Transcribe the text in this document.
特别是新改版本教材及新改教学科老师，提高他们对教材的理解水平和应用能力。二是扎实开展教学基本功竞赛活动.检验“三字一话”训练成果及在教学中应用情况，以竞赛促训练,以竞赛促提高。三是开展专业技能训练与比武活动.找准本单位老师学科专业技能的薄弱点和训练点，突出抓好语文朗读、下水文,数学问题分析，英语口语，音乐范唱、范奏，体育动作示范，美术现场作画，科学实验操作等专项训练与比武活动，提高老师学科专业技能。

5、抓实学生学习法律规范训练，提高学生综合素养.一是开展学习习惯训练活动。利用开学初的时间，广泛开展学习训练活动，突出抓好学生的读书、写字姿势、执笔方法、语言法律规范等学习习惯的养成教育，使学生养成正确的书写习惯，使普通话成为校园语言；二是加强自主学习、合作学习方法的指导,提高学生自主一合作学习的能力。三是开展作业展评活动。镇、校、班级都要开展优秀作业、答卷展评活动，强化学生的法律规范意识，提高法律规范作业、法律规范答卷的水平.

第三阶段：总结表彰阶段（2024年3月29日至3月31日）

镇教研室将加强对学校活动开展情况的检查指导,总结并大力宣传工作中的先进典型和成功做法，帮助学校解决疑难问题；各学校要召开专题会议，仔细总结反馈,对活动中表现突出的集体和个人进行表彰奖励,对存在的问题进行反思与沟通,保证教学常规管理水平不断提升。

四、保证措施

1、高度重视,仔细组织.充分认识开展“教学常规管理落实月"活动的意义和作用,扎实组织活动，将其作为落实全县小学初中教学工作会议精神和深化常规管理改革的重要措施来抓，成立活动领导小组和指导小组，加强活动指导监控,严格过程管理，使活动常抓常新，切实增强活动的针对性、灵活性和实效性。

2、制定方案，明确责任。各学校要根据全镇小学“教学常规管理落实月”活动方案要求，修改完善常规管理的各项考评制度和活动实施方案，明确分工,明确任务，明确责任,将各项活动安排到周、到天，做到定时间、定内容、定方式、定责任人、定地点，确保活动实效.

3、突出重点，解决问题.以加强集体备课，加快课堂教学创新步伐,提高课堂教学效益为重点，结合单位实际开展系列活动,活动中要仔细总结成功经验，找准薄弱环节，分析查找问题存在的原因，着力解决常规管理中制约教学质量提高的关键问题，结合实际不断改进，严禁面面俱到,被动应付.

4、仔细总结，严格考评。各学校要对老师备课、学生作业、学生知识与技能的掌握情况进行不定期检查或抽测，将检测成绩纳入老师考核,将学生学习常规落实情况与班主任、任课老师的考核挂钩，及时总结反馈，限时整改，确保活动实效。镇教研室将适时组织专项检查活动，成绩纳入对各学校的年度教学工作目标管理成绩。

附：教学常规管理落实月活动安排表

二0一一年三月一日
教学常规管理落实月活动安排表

#### [JOB]
Collect the lines of the records that include the string "确保活动实效".

#### [PROBLEM SOLUTION]
2、制定方案，明确责任。各学校要根据全镇小学“教学常规管理落实月”活动方案要求，修改完善常规管理的各项考评制度和活动实施方案，明确分工,明确任务，明确责任,将各项活动安排到周、到天，做到定时间、定内容、定方式、定责任人、定地点，确保活动实效.
4、仔细总结，严格考评。各学校要对老师备课、学生作业、学生知识与技能的掌握情况进行不定期检查或抽测，将检测成绩纳入老师考核,将学生学习常规落实情况与班主任、任课老师的考核挂钩，及时总结反馈，限时整改，确保活动实效。镇教研室将适时组织专项检查活动，成绩纳入对各学校的年度教学工作目标管理成绩。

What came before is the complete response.